_RECORDS PROVIDED_.

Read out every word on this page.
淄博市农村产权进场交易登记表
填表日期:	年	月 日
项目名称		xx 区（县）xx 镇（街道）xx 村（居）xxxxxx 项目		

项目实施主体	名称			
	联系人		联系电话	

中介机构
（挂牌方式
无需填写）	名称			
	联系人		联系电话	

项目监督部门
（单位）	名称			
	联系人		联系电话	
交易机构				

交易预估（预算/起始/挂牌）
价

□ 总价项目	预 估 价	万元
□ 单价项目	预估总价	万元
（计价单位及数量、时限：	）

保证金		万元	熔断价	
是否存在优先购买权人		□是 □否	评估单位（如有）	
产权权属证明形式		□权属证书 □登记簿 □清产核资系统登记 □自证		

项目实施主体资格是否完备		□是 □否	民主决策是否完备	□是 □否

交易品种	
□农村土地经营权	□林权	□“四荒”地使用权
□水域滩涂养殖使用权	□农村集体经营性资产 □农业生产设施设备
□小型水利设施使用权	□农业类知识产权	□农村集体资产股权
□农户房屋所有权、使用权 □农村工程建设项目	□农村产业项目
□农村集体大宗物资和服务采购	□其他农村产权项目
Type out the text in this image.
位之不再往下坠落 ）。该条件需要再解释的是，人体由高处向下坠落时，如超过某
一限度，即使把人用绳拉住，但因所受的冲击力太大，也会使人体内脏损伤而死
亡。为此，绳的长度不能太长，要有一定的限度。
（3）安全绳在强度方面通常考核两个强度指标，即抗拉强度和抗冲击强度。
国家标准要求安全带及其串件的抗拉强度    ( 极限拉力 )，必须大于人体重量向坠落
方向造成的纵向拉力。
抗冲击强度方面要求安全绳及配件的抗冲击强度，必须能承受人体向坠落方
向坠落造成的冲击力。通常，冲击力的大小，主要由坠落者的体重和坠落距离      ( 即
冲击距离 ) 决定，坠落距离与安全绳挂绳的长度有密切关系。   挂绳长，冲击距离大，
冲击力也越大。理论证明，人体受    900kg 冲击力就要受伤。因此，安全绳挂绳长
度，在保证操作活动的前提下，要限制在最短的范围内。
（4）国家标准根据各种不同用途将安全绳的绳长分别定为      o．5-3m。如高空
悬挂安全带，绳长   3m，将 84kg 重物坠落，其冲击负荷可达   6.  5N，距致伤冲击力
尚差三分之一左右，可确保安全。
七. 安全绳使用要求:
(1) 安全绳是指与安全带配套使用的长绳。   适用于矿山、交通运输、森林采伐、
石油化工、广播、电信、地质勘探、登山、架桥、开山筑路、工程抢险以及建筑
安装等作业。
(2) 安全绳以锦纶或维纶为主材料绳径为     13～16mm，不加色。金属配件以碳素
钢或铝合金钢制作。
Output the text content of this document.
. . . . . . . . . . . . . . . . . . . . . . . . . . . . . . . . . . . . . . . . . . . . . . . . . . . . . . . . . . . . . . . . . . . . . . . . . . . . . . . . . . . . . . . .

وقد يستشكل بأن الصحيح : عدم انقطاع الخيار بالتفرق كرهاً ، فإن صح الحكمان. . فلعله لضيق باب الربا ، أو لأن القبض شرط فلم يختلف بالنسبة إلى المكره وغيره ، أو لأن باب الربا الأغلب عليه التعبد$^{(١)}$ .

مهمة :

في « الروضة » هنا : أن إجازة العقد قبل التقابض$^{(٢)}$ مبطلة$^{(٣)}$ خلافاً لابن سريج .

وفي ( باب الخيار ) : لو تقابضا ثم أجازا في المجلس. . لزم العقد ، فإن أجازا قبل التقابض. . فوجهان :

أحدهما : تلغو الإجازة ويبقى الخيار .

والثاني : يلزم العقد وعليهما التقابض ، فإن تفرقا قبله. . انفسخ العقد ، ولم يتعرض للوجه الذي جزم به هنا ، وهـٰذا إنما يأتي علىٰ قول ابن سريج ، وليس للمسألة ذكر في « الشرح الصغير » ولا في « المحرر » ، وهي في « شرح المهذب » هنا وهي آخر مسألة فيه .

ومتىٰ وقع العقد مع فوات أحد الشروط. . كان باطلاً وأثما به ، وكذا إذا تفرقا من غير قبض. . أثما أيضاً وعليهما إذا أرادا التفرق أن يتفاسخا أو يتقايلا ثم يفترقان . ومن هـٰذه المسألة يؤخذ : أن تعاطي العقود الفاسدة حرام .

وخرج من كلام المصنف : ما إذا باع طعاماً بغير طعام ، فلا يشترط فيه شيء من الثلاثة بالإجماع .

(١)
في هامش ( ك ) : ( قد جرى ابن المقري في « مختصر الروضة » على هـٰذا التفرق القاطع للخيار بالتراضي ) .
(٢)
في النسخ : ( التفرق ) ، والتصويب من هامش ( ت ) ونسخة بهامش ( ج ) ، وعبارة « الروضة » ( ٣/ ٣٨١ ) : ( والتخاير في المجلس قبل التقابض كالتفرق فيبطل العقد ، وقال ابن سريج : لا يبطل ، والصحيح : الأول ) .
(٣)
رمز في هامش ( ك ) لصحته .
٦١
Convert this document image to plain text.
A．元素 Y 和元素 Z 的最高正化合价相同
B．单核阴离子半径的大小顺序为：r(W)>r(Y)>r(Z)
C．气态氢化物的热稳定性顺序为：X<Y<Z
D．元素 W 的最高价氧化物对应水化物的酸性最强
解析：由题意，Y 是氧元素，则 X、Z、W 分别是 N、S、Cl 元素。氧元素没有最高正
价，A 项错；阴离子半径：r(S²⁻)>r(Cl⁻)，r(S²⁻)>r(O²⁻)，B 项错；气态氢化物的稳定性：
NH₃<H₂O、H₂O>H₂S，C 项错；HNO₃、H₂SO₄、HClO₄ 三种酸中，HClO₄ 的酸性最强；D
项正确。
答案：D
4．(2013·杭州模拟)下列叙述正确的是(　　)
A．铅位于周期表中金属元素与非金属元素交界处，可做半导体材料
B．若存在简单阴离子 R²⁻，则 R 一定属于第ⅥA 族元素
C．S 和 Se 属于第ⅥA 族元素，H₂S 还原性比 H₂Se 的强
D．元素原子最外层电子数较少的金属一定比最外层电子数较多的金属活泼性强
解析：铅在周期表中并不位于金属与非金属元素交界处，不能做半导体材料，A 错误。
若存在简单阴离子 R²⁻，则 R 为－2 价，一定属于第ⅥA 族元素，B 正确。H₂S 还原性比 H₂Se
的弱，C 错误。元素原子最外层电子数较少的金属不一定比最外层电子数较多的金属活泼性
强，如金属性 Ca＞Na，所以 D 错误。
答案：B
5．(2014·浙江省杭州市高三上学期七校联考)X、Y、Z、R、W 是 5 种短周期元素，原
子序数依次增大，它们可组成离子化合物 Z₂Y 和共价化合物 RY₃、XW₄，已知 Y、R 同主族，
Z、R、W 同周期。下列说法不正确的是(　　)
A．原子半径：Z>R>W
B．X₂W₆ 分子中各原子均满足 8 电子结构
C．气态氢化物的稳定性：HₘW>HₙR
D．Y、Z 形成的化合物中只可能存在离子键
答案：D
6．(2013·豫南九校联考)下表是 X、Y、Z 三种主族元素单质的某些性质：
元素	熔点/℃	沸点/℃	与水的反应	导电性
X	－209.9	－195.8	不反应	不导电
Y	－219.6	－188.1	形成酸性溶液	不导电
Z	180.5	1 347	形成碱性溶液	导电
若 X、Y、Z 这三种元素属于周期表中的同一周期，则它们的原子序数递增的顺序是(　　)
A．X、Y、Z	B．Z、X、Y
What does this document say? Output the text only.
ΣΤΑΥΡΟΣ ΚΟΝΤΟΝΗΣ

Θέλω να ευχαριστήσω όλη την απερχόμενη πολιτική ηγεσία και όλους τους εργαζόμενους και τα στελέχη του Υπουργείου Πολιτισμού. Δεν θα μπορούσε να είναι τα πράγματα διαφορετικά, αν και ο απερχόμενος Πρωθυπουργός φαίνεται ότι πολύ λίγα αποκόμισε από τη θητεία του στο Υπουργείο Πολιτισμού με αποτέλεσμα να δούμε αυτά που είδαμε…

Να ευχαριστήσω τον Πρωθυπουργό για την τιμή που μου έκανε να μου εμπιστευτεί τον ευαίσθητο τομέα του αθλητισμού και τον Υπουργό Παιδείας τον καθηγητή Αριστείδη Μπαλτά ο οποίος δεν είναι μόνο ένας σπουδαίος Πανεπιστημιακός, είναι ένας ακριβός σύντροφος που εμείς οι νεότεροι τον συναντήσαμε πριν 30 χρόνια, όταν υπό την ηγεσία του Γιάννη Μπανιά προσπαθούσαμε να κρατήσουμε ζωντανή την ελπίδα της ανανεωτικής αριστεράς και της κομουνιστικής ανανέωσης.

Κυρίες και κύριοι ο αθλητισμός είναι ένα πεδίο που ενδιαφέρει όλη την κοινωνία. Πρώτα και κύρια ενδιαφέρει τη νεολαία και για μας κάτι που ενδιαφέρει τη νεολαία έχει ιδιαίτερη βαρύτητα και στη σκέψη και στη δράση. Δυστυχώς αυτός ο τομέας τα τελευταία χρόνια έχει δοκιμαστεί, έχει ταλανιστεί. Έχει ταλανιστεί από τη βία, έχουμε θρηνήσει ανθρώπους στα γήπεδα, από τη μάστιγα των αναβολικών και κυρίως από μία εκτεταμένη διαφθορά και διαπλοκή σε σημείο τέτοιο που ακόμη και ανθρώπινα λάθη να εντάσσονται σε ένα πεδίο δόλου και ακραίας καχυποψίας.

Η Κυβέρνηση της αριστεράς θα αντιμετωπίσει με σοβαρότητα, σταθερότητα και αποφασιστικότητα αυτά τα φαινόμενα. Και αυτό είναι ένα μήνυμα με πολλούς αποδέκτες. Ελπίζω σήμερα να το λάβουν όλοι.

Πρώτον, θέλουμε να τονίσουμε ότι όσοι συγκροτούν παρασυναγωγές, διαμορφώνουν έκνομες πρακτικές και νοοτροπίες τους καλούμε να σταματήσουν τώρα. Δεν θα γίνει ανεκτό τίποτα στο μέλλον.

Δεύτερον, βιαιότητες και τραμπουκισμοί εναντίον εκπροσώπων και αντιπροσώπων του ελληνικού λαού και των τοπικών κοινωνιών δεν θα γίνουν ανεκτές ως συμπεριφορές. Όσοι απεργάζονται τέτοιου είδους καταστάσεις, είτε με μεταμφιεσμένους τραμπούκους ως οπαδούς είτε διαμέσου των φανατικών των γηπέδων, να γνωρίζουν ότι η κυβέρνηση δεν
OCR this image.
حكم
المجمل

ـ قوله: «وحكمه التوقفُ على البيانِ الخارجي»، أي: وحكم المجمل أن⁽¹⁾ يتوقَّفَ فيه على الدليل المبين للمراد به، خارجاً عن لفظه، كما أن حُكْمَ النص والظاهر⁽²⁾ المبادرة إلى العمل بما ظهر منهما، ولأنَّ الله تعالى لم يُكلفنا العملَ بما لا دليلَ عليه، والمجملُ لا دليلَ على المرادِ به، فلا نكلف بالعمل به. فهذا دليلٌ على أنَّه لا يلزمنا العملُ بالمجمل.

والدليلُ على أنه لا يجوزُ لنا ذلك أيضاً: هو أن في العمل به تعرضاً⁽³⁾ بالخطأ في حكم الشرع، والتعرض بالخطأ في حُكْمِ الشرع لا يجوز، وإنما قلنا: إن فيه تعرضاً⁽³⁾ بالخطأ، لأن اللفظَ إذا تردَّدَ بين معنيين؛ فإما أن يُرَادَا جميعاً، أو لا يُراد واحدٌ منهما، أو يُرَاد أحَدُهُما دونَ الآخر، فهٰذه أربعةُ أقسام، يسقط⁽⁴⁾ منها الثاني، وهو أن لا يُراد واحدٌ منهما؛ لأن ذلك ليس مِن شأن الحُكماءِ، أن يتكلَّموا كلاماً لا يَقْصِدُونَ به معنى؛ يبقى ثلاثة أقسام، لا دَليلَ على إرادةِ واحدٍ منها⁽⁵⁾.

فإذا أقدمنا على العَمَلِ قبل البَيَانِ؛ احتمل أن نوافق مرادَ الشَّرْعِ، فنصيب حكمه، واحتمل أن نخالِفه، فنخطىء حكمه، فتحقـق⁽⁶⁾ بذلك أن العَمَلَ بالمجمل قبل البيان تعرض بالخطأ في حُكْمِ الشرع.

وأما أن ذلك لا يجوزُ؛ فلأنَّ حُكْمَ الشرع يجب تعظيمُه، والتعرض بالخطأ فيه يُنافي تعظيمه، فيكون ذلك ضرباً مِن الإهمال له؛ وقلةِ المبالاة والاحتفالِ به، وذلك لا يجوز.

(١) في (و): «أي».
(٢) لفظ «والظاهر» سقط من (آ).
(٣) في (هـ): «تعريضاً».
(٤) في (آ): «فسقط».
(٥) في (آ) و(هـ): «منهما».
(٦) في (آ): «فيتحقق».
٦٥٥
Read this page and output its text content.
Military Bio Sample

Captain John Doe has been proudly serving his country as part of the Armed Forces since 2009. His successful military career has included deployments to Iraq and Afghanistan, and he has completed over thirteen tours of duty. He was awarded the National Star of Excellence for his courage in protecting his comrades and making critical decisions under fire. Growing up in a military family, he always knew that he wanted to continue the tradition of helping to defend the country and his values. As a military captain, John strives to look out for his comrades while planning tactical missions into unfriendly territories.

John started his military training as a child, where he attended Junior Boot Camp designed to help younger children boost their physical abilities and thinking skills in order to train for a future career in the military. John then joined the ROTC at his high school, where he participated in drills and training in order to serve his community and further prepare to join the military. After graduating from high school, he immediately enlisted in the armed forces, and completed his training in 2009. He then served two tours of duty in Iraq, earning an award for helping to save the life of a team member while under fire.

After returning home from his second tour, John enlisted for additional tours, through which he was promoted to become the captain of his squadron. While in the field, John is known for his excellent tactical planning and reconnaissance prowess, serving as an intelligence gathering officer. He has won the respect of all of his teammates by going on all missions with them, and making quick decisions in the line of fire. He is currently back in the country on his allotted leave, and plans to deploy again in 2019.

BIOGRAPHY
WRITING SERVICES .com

_AIM_. Find every line in the records above that contains the word "text", and copy each one.

_REPLY TO THE TASK_.
Type out the text in this image.
Output the text content of this document.
Convert this document image to plain text.
What does this document say? Output the text only.
Read this page and output its text content.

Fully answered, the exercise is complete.